» **What needs to be done**:
In the records below, find each line with the word "MIME" and copy it.
|---|
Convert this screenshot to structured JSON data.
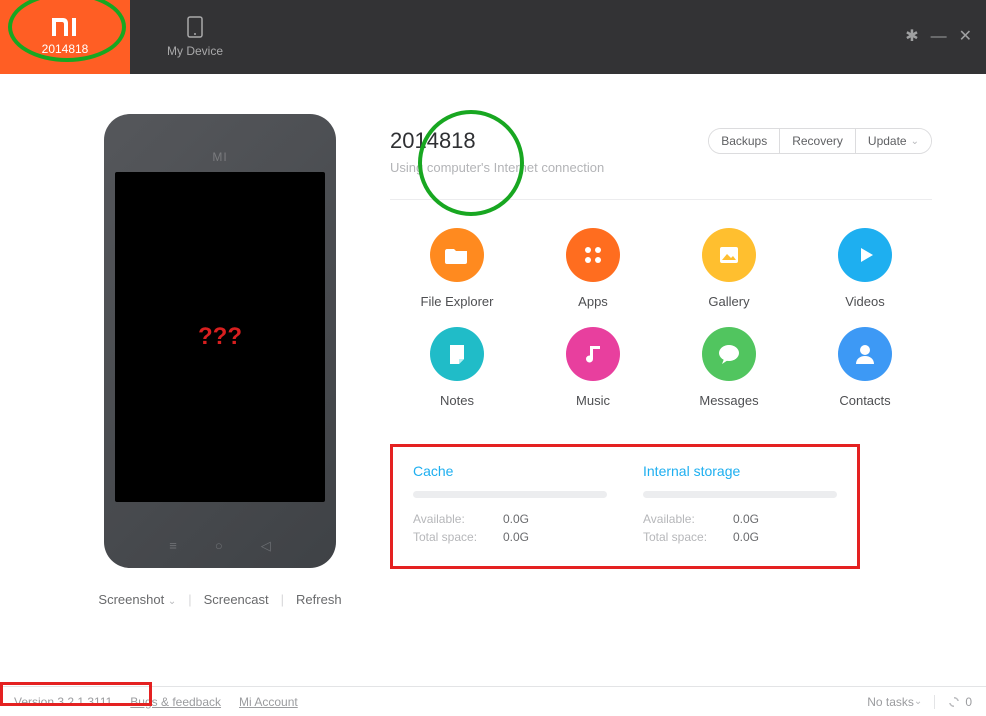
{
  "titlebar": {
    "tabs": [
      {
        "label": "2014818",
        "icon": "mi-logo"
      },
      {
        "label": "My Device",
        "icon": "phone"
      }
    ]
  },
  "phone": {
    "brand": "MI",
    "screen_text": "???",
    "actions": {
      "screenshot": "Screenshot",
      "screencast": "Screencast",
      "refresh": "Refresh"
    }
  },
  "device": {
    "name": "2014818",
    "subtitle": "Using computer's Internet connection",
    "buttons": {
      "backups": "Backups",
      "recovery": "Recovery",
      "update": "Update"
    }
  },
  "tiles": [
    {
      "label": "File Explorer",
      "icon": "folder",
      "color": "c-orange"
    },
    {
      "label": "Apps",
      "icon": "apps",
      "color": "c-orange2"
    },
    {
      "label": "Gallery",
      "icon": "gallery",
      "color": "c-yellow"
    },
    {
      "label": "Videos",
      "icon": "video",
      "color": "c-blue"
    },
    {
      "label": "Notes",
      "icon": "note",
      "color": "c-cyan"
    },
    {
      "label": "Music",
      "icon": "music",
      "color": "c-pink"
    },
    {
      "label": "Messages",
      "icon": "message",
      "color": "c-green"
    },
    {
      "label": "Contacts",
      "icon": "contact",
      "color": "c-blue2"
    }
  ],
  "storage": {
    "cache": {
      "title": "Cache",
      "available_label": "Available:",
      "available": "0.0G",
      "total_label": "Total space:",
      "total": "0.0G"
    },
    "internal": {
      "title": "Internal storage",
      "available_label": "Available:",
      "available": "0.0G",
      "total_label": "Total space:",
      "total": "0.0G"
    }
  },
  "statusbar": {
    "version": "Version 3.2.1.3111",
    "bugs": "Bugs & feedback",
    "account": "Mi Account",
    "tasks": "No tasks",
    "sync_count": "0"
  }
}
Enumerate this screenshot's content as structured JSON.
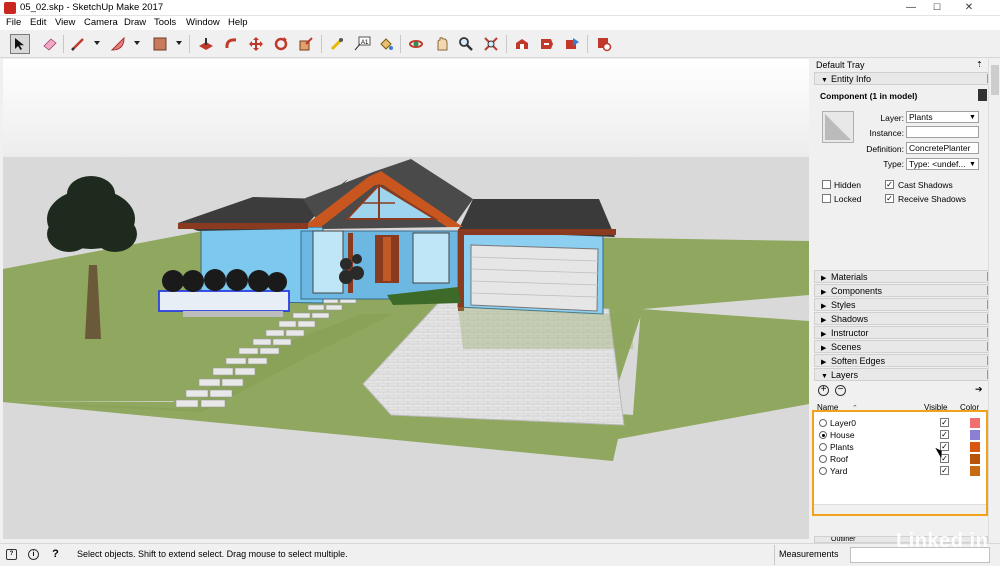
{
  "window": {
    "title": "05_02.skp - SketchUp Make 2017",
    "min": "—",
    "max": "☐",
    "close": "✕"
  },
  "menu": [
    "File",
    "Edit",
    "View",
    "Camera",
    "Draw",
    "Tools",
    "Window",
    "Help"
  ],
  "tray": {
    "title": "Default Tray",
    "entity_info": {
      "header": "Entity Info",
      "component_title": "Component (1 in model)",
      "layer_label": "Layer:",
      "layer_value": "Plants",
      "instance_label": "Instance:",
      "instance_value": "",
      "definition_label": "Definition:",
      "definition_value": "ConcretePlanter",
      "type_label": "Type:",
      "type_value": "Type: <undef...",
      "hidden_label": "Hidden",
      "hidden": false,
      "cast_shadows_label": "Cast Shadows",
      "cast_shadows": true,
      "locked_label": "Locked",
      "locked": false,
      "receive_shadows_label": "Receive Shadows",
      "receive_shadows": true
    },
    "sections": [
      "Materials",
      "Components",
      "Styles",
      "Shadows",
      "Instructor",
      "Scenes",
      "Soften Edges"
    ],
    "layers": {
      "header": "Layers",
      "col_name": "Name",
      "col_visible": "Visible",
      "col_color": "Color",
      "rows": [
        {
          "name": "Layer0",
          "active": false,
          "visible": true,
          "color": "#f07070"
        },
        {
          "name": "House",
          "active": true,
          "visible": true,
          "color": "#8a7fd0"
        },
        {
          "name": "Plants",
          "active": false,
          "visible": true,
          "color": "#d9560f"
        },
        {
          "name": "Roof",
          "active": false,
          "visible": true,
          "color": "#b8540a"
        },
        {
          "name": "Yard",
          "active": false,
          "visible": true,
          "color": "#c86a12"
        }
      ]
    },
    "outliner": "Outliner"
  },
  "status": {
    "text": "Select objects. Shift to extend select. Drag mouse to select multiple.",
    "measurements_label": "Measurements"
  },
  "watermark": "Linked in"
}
|---|
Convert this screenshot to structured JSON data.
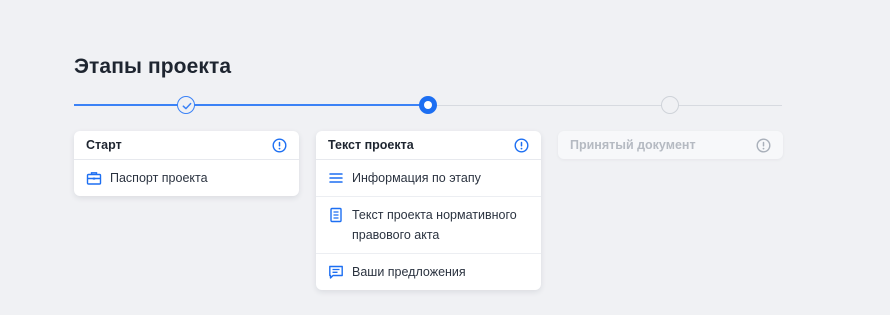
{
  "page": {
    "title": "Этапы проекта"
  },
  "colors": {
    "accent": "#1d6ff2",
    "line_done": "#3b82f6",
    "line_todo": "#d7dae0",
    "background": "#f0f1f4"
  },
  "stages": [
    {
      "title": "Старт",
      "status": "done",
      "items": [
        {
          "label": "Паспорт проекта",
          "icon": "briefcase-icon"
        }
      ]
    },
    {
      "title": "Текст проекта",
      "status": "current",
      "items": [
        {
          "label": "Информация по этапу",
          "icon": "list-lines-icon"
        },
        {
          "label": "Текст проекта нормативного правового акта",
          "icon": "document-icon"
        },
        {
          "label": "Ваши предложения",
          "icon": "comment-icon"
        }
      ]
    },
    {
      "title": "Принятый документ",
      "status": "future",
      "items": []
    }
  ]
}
|---|
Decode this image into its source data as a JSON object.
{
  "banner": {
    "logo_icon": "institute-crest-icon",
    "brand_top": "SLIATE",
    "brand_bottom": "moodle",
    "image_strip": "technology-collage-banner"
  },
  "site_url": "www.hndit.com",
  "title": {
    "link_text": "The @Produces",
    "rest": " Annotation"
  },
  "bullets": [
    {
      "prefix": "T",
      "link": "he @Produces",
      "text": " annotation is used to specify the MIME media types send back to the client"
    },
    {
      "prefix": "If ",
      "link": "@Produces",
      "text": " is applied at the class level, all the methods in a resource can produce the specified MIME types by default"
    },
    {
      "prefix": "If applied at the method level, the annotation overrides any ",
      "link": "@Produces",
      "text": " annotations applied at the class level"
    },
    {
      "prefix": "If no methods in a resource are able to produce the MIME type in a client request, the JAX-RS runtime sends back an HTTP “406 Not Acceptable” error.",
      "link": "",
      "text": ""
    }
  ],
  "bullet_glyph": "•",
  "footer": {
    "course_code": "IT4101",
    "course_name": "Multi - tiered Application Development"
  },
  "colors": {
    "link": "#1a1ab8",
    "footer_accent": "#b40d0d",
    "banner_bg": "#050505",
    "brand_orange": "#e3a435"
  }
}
|---|
» **Answer below**:
      "text": " annotation is used to specify the MIME media types send back to the client"
      "text": " is applied at the class level, all the methods in a resource can produce the specified MIME types by default"
      "prefix": "If no methods in a resource are able to produce the MIME type in a client request, the JAX-RS runtime sends back an HTTP “406 Not Acceptable” error.",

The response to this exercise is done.